Task directions →
Going through the material below, please gather all lines with the word "reduced" in them.

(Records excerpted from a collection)
++++++++

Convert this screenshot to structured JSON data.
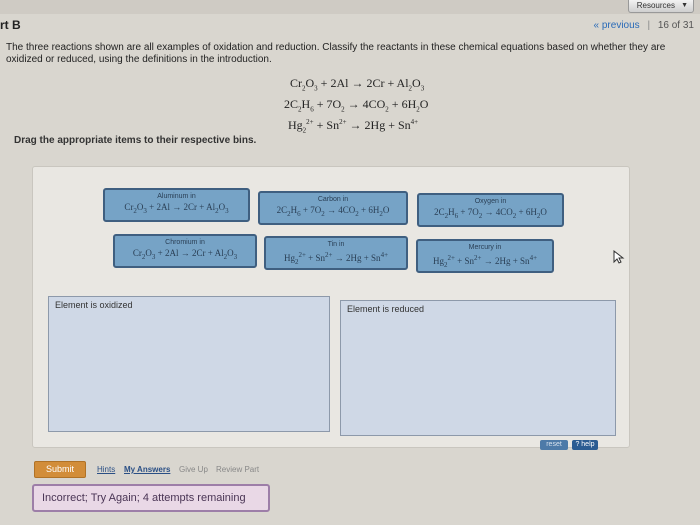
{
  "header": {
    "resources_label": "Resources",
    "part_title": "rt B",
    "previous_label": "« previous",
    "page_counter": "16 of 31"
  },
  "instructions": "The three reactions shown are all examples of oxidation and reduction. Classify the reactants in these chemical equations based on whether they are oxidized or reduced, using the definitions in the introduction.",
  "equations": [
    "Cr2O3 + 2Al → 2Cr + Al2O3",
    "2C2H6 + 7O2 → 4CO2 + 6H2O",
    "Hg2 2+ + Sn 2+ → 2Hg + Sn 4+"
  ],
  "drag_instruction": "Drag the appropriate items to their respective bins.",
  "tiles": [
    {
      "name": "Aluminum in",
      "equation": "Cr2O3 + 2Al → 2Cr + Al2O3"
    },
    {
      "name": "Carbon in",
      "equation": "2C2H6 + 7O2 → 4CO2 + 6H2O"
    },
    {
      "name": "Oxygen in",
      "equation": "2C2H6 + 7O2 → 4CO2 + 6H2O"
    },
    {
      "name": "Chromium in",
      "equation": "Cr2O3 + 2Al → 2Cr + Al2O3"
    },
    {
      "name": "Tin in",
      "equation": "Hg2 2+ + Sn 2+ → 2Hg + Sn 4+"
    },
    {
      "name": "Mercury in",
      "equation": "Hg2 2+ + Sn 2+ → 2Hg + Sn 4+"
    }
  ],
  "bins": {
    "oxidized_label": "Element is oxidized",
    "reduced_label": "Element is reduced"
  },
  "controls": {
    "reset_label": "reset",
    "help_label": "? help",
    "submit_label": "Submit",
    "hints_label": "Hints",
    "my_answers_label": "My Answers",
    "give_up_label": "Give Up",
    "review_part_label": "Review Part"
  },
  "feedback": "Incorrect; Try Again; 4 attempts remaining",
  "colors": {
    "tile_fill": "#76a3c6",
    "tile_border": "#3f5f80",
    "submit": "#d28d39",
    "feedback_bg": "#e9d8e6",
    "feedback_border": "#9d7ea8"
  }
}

++++++++

Task response →
  "instructions": "The three reactions shown are all examples of oxidation and reduction. Classify the reactants in these chemical equations based on whether they are oxidized or reduced, using the definitions in the introduction.",
    "reduced_label": "Element is reduced"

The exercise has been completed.